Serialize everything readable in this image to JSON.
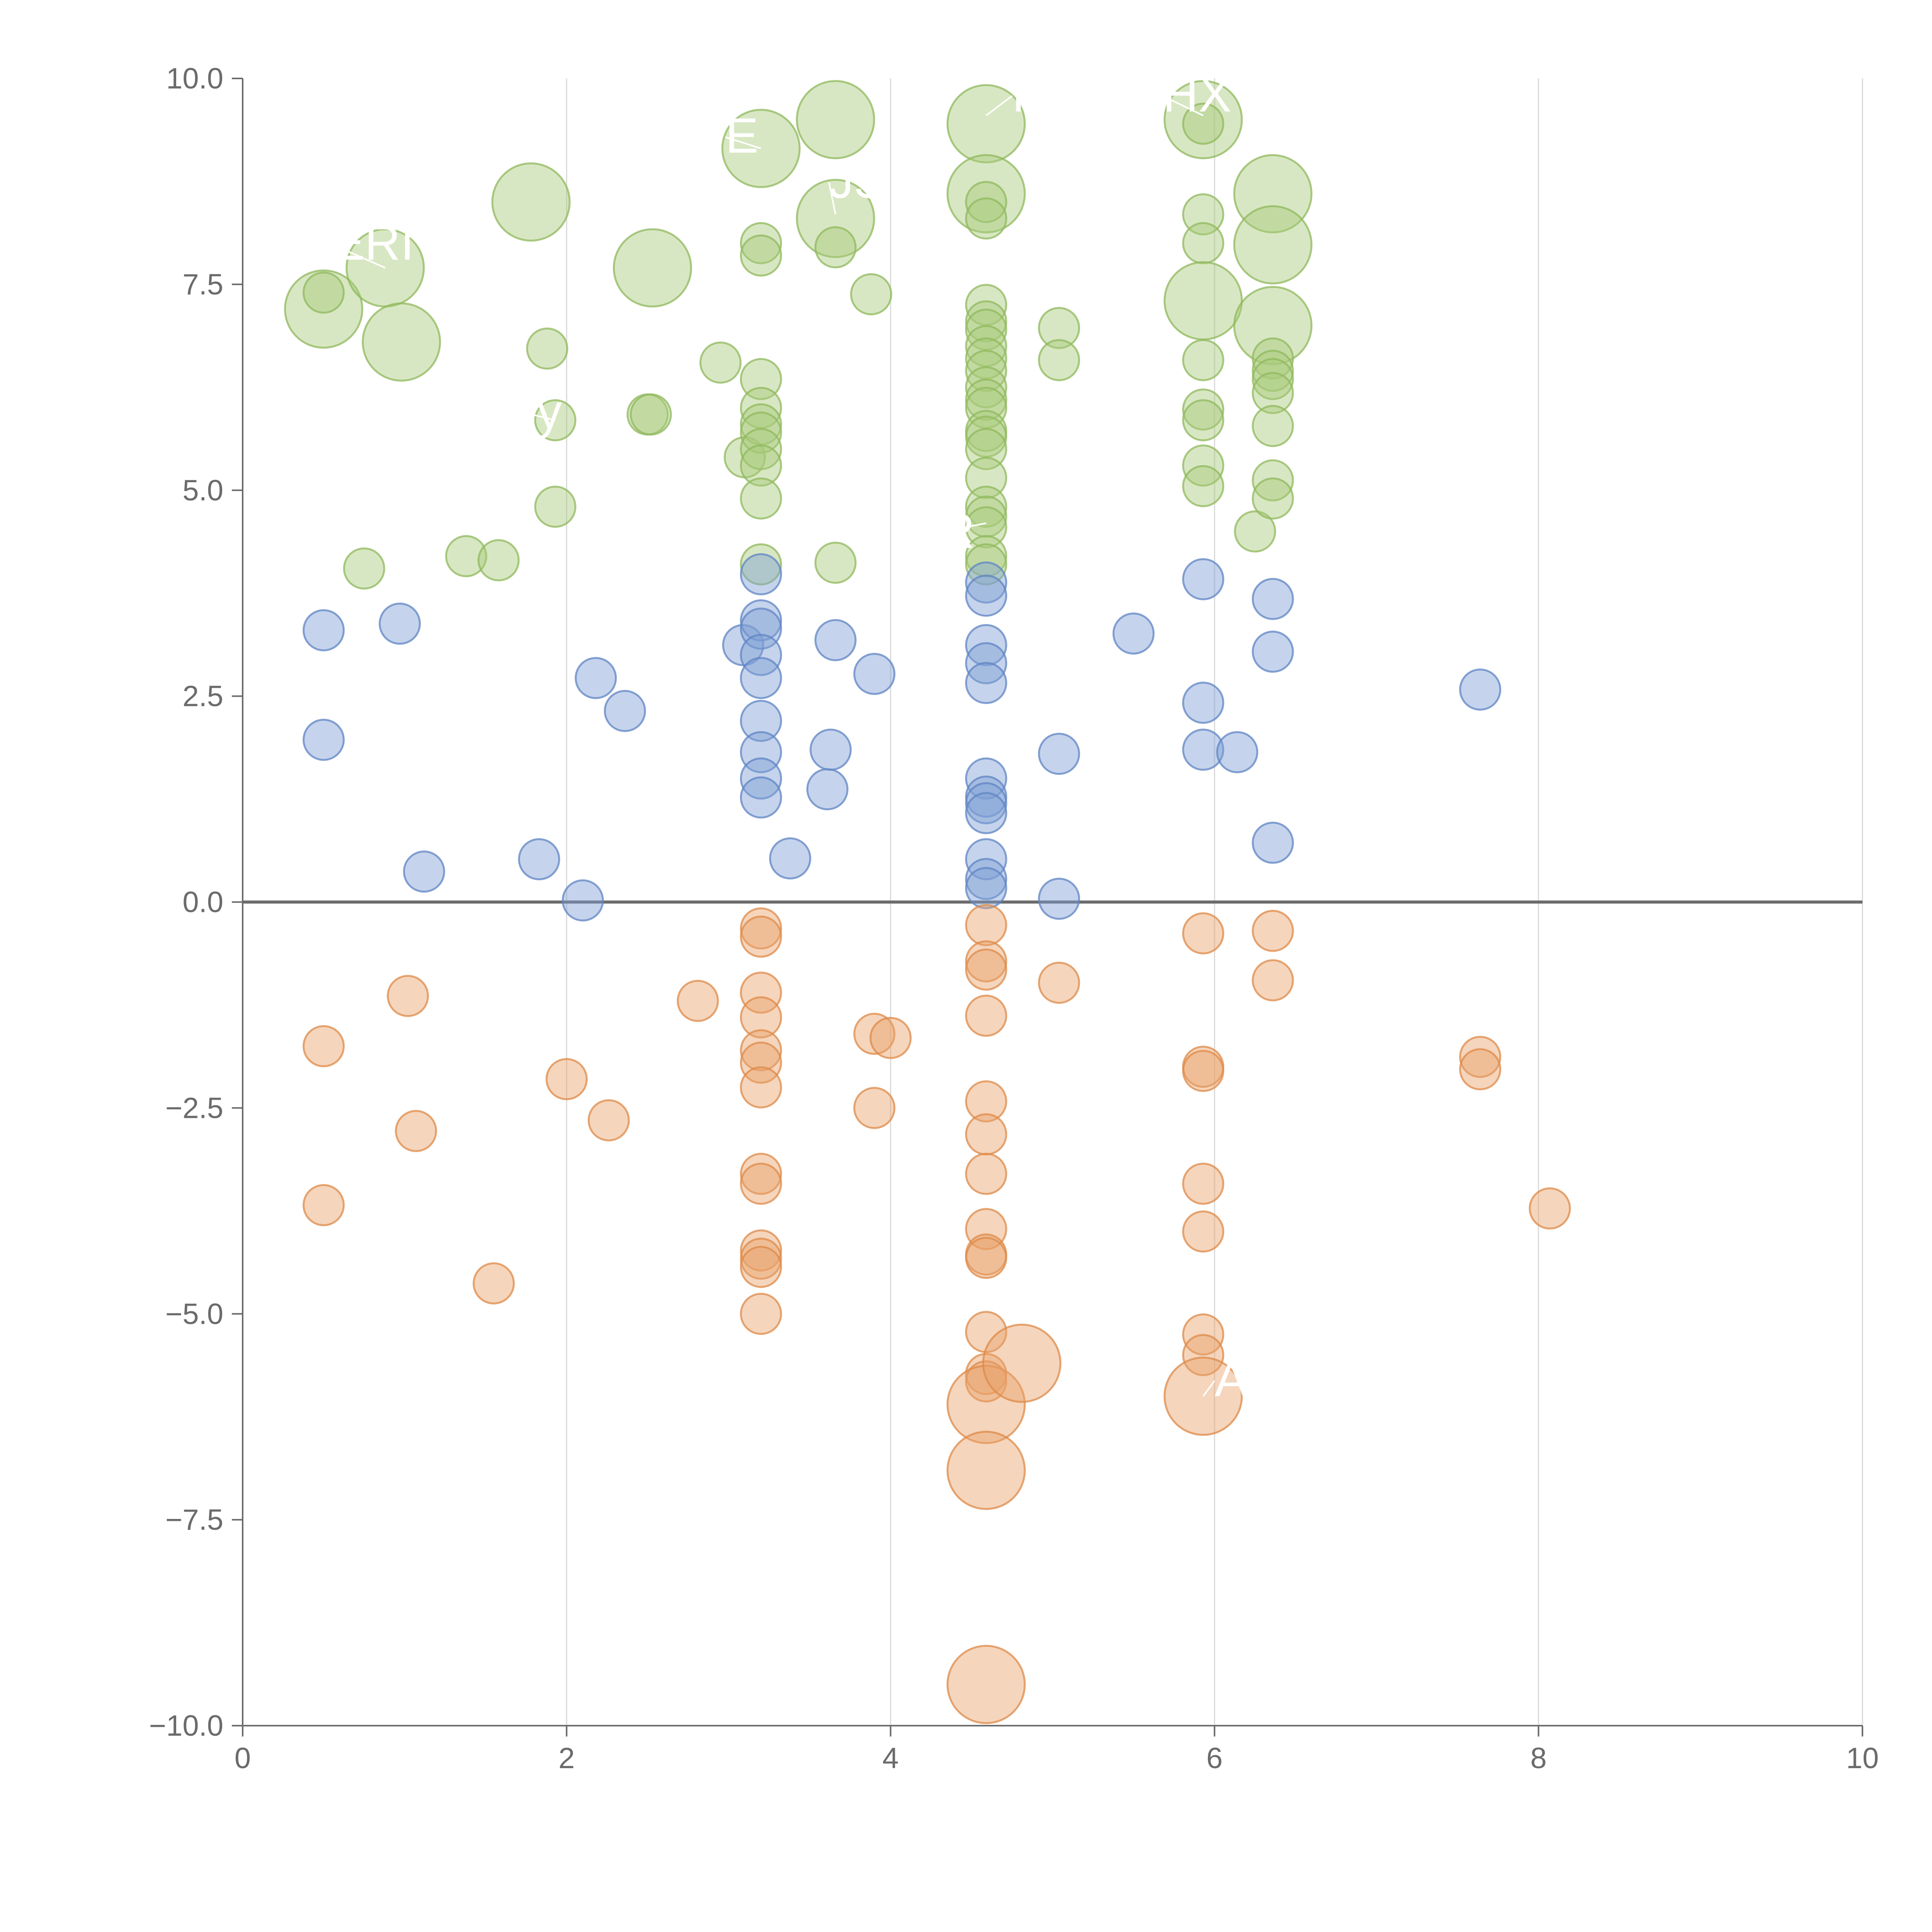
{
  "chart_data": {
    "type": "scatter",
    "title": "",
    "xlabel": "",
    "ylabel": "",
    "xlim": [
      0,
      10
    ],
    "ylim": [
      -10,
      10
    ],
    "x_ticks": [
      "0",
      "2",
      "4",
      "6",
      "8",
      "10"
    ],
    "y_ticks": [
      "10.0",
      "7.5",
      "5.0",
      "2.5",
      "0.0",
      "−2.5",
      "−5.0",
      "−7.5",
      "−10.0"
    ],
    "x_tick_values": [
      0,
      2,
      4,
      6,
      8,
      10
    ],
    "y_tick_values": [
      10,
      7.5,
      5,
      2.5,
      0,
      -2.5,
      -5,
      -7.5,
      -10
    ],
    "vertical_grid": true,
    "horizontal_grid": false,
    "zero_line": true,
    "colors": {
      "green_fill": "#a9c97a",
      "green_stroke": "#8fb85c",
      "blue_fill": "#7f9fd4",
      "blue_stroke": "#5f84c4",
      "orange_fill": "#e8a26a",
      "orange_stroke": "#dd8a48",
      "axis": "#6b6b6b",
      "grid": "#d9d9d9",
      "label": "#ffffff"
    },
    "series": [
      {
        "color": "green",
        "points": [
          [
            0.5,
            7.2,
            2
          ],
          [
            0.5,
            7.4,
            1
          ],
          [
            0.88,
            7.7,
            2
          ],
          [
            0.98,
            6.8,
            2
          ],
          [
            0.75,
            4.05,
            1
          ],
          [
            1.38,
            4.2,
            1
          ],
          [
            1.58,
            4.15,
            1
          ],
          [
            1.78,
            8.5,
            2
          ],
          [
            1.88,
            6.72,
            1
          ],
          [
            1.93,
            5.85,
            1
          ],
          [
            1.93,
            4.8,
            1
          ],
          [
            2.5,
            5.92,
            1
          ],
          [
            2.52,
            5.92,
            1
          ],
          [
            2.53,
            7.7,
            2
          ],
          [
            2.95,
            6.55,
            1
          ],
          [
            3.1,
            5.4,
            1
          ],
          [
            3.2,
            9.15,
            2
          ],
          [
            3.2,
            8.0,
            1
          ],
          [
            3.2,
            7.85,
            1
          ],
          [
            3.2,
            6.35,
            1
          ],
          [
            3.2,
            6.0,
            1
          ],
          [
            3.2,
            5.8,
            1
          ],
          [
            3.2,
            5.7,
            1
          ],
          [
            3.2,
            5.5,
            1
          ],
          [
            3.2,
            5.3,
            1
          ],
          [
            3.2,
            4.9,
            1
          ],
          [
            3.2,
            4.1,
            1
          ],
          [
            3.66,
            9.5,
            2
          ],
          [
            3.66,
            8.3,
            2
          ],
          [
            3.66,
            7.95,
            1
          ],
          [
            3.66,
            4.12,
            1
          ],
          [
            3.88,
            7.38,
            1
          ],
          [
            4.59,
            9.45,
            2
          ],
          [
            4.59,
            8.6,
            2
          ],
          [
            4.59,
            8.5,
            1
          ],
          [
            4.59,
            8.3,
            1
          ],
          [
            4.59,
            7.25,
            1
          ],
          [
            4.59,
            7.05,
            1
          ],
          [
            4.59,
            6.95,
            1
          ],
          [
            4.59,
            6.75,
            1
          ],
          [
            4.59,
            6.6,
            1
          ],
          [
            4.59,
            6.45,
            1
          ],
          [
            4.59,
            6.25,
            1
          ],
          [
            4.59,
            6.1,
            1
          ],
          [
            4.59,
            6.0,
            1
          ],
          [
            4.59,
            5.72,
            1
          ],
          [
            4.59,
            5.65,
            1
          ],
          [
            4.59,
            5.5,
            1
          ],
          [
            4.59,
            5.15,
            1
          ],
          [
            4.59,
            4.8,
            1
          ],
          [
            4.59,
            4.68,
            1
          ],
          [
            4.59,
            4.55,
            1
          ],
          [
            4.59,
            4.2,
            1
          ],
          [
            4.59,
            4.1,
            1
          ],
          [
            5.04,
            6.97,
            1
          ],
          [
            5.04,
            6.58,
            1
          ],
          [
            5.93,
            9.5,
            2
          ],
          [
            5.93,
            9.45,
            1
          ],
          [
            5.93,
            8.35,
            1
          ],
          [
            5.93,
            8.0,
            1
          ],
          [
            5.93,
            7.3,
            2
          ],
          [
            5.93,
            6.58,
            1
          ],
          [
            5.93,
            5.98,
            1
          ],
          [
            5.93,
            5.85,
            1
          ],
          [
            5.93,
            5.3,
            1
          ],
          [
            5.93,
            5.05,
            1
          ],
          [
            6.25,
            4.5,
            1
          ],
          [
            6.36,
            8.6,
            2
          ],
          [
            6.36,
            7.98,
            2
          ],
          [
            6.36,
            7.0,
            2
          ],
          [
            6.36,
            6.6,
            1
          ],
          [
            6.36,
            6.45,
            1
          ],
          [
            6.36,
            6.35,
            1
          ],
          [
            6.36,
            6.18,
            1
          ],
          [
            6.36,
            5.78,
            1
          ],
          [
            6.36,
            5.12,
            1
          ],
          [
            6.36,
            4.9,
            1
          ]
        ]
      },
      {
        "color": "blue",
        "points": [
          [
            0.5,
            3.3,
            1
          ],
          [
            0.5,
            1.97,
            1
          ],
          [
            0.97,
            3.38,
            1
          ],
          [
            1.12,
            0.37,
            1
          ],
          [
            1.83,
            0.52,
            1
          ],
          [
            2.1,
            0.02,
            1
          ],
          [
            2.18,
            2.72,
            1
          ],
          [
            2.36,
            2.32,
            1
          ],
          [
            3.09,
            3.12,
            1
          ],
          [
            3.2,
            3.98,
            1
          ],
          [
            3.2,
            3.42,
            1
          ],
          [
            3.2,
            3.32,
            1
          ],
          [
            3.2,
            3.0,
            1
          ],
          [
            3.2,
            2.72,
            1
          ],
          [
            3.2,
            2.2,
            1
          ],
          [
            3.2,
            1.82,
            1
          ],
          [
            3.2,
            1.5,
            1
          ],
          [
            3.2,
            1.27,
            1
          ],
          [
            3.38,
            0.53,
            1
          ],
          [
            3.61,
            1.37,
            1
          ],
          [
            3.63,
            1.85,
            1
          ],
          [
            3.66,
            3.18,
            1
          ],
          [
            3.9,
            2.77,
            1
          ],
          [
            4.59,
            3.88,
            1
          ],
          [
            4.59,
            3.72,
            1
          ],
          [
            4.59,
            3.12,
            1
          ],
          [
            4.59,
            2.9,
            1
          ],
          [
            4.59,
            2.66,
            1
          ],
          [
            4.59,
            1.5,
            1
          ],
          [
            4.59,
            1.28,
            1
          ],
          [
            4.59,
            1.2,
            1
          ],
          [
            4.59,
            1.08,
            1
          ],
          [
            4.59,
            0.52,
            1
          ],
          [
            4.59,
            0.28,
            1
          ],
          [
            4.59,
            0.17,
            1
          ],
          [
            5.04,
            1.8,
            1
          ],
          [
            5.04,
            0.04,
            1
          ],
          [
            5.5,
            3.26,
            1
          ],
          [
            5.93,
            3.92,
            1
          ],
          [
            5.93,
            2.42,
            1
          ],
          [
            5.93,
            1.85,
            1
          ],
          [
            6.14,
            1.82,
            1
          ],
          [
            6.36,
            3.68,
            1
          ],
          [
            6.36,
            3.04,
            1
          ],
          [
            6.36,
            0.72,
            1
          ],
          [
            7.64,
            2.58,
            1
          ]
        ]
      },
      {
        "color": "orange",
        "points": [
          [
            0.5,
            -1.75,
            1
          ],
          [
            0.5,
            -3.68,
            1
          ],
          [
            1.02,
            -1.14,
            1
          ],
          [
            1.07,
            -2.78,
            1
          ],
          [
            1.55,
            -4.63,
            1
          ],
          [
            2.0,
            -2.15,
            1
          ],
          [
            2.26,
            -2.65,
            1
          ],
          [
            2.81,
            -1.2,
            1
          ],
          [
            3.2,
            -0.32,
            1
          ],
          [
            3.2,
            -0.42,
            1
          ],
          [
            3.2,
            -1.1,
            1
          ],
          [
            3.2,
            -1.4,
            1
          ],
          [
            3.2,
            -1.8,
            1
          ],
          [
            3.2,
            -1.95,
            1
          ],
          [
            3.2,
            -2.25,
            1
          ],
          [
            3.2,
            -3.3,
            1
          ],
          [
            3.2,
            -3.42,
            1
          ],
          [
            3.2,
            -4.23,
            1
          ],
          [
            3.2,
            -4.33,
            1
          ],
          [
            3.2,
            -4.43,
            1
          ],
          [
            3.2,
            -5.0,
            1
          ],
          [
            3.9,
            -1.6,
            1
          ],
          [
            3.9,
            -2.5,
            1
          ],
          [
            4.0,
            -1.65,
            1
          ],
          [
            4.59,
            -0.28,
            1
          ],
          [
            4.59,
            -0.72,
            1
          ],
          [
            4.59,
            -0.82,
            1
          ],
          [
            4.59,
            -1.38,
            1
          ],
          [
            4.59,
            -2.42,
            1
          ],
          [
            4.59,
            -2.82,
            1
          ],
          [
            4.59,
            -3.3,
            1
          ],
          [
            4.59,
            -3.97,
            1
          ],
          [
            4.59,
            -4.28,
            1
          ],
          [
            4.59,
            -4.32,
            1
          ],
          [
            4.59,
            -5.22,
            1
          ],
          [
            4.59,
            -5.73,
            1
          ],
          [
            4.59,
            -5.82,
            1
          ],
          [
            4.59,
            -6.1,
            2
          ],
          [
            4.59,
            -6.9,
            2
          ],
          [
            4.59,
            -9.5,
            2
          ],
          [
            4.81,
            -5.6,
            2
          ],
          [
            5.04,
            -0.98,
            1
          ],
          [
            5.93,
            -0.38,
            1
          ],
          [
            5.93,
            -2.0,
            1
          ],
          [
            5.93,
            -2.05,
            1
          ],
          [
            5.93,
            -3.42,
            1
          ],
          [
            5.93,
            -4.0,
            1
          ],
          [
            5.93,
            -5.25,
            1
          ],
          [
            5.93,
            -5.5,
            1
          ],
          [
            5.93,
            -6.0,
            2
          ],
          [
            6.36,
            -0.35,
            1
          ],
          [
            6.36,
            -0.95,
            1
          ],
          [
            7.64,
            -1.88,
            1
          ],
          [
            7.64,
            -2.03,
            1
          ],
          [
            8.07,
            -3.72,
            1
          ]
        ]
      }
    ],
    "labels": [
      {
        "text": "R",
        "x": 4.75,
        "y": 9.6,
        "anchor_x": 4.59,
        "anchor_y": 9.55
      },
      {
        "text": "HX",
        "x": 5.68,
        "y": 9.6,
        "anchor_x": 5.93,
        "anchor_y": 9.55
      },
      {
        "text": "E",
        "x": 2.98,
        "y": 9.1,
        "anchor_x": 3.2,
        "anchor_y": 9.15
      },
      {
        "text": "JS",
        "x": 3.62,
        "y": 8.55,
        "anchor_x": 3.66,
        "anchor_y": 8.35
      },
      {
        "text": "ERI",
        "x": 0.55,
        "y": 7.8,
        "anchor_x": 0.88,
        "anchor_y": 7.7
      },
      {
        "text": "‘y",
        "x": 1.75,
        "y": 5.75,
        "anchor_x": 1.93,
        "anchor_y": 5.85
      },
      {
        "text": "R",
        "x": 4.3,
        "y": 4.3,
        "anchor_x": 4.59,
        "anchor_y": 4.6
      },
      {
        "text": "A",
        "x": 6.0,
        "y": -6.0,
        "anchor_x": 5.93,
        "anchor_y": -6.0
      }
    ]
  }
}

-- TO BE DONE --
In the records above, how many lines include "text"? Give that number and nothing more.

-- THE ANSWER --
8